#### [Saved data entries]
— Start —
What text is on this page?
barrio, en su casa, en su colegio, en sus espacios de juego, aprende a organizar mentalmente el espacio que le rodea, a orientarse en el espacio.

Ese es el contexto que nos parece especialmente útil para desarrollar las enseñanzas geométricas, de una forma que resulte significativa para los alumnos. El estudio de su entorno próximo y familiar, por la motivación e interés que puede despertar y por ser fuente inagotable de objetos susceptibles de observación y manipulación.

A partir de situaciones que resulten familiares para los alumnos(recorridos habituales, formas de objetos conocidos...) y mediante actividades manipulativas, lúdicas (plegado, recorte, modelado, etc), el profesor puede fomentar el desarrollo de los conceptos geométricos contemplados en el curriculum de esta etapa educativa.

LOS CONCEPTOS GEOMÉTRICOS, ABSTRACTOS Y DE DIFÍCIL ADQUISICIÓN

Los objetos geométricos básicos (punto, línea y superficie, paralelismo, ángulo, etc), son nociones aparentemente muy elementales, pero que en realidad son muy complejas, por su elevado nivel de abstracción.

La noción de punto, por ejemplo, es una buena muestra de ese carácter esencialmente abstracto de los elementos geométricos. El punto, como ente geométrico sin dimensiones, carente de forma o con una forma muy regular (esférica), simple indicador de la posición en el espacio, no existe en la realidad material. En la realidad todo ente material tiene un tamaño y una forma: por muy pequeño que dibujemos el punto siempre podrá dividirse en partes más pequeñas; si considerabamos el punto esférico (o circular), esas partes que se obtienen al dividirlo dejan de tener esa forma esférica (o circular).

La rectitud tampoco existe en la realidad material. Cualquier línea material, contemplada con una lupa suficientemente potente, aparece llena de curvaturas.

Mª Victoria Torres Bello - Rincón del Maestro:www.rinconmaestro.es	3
— End —
Would you copy out each line exactly as written?

What text is on this page?
barrio, en su casa, en su colegio, en sus espacios de juego, aprende a organizar mentalmente el espacio que le rodea, a orientarse en el espacio.

Ese es el contexto que nos parece especialmente útil para desarrollar las enseñanzas geométricas, de una forma que resulte significativa para los alumnos. El estudio de su entorno próximo y familiar, por la motivación e interés que puede despertar y por ser fuente inagotable de objetos susceptibles de observación y manipulación.

A partir de situaciones que resulten familiares para los alumnos(recorridos habituales, formas de objetos conocidos...) y mediante actividades manipulativas, lúdicas (plegado, recorte, modelado, etc), el profesor puede fomentar el desarrollo de los conceptos geométricos contemplados en el curriculum de esta etapa educativa.

LOS CONCEPTOS GEOMÉTRICOS, ABSTRACTOS Y DE DIFÍCIL ADQUISICIÓN

Los objetos geométricos básicos (punto, línea y superficie, paralelismo, ángulo, etc), son nociones aparentemente muy elementales, pero que en realidad son muy complejas, por su elevado nivel de abstracción.

La noción de punto, por ejemplo, es una buena muestra de ese carácter esencialmente abstracto de los elementos geométricos. El punto, como ente geométrico sin dimensiones, carente de forma o con una forma muy regular (esférica), simple indicador de la posición en el espacio, no existe en la realidad material. En la realidad todo ente material tiene un tamaño y una forma: por muy pequeño que dibujemos el punto siempre podrá dividirse en partes más pequeñas; si considerabamos el punto esférico (o circular), esas partes que se obtienen al dividirlo dejan de tener esa forma esférica (o circular).

La rectitud tampoco existe en la realidad material. Cualquier línea material, contemplada con una lupa suficientemente potente, aparece llena de curvaturas.

Mª Victoria Torres Bello - Rincón del Maestro:www.rinconmaestro.es	3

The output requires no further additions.